Written instruction: Extract every line that contains the word "Output".
● ● ●
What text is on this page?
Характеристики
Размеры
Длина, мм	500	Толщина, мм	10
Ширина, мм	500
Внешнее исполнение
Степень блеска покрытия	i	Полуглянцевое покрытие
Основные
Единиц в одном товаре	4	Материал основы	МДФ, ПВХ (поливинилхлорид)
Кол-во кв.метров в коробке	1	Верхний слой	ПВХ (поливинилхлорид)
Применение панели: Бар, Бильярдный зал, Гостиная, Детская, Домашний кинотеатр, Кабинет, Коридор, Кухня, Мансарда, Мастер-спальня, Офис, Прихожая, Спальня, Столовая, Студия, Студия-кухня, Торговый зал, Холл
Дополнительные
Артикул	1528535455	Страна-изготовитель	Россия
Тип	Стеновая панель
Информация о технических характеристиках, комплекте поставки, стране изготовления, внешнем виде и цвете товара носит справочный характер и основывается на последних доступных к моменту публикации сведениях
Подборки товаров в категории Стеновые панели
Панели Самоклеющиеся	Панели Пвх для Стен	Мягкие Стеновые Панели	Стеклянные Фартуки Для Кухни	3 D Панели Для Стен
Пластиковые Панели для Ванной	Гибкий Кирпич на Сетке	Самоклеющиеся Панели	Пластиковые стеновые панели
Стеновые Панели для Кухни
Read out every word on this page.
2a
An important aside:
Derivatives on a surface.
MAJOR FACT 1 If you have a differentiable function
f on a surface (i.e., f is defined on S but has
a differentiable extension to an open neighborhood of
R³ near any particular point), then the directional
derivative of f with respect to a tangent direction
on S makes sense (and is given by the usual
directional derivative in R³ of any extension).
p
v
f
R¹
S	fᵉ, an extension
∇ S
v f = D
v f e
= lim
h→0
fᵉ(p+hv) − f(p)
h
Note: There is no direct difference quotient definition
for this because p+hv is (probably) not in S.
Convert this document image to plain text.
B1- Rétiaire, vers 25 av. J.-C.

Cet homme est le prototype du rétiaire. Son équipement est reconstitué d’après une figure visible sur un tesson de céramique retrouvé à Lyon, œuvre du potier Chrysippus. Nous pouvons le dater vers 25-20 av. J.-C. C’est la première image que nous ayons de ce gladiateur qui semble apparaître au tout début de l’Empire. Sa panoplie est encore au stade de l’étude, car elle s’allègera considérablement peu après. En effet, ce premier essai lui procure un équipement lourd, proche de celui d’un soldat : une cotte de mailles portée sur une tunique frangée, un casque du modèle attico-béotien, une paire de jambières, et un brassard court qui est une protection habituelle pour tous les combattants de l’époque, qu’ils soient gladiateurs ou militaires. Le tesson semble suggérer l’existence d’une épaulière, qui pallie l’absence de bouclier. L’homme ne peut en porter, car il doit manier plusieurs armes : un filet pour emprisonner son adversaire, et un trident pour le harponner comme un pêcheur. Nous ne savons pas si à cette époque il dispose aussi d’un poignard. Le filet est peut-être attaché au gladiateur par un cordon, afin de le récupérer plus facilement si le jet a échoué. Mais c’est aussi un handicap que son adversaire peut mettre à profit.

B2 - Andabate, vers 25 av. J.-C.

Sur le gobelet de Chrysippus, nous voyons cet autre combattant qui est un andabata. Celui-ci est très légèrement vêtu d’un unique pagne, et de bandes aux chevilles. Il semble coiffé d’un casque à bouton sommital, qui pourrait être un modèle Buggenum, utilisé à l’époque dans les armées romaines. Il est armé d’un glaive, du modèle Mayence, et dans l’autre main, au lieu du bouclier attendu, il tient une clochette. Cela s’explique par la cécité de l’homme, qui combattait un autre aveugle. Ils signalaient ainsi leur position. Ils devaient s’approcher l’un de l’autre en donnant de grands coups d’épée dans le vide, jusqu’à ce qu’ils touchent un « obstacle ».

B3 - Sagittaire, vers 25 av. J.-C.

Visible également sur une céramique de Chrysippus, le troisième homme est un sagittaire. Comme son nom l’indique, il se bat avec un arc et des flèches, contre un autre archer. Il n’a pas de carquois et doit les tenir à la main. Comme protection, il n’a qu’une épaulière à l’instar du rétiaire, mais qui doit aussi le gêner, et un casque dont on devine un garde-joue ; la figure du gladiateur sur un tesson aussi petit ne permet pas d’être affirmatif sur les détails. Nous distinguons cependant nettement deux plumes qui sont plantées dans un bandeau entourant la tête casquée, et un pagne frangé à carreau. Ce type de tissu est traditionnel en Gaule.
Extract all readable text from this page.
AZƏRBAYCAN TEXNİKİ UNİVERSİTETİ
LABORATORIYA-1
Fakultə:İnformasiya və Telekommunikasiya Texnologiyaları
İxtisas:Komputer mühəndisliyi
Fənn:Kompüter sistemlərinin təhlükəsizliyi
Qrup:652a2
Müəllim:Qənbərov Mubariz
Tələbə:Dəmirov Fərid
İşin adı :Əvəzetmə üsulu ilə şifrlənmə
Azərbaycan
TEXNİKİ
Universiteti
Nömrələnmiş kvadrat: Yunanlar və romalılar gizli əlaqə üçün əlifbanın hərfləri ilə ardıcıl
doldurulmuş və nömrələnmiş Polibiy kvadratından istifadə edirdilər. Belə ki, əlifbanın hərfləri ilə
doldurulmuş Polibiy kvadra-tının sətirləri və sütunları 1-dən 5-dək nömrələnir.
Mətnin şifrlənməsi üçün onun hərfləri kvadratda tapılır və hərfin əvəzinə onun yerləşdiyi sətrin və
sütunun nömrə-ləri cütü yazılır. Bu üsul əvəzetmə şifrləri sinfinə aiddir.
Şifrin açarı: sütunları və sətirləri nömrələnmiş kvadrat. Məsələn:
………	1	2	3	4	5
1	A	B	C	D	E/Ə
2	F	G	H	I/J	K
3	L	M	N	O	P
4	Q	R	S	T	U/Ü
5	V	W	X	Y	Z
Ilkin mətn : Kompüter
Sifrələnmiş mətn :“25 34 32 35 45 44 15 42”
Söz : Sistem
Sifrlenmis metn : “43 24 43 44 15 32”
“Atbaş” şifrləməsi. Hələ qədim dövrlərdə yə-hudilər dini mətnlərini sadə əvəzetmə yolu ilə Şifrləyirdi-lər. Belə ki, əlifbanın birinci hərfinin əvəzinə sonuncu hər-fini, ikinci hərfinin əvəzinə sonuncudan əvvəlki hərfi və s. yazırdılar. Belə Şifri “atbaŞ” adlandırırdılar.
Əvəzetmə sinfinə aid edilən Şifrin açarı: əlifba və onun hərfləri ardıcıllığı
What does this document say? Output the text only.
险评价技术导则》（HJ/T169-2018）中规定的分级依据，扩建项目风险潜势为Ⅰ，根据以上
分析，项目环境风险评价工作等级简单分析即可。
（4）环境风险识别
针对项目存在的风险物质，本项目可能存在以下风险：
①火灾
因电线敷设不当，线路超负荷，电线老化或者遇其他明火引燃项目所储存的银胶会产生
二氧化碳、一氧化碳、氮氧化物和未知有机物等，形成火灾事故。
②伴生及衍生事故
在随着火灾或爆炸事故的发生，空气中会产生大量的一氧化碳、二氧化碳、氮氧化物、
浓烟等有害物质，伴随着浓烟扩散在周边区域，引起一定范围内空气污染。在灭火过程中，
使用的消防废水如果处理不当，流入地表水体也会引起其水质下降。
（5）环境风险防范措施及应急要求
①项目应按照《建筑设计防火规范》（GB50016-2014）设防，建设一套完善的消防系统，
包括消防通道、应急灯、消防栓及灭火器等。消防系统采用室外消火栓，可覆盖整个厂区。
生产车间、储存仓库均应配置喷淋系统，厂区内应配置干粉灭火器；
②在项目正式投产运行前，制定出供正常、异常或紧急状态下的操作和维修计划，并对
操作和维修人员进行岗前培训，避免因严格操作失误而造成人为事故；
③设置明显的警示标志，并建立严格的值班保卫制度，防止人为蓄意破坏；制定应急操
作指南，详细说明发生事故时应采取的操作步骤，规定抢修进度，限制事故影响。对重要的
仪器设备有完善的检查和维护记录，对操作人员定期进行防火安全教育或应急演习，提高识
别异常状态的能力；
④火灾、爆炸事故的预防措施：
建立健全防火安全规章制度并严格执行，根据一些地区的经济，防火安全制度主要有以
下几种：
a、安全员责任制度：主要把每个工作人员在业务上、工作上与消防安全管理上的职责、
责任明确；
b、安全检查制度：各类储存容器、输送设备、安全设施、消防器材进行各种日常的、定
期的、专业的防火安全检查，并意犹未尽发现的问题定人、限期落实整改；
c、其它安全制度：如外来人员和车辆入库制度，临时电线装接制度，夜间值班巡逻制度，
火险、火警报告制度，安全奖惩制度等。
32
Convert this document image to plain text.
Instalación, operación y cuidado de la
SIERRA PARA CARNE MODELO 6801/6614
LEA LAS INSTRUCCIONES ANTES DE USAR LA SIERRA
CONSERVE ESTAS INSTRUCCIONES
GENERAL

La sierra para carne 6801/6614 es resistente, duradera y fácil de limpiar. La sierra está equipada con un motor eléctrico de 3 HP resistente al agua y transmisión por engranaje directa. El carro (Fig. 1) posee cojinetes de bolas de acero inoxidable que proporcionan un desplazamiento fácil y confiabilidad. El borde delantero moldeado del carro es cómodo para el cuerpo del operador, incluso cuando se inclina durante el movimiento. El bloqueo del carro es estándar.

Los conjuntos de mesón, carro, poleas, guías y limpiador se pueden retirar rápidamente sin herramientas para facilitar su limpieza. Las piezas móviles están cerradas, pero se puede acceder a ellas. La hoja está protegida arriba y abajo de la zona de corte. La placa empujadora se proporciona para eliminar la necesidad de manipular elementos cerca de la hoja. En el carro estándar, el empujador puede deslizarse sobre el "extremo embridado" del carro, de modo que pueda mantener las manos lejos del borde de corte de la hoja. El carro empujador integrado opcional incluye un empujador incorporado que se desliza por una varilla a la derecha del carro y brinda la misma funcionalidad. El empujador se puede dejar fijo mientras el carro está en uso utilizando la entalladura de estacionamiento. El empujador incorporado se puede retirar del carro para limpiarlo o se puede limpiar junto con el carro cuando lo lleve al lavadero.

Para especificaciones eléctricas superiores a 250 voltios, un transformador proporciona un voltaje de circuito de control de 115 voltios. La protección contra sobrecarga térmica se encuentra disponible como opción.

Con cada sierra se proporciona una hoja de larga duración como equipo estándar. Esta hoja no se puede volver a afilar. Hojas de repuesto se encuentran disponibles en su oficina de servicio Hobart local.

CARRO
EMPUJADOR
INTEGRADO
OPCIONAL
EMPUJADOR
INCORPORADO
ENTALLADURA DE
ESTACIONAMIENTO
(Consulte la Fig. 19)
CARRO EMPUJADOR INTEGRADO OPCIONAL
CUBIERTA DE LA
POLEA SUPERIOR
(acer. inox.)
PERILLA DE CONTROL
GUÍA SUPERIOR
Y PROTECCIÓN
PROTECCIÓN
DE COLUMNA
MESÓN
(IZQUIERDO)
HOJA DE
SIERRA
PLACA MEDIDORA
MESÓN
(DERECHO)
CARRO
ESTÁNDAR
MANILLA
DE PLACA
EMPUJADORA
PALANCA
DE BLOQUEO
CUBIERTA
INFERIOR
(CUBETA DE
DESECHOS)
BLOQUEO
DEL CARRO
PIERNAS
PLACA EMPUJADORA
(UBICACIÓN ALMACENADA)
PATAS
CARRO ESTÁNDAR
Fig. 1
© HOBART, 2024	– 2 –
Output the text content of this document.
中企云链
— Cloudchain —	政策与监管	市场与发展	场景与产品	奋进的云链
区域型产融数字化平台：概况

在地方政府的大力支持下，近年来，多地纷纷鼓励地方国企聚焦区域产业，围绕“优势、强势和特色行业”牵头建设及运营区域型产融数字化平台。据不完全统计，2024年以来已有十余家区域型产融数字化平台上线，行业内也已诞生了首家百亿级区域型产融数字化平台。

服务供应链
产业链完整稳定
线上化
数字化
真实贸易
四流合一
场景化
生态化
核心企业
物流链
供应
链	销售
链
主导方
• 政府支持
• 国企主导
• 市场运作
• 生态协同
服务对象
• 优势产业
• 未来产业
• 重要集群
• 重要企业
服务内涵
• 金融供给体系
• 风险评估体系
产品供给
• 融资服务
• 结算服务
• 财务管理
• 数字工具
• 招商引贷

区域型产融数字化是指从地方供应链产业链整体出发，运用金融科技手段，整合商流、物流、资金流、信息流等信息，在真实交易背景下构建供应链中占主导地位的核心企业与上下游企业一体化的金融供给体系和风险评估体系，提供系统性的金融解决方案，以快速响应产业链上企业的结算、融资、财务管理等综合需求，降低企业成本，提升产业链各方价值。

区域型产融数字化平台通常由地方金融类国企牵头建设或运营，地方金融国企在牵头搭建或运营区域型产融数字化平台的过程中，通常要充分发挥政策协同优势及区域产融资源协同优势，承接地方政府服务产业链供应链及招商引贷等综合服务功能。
● ● ●
Solution for this problem:
What does this document say? Output the text only.
Output the text content of this document.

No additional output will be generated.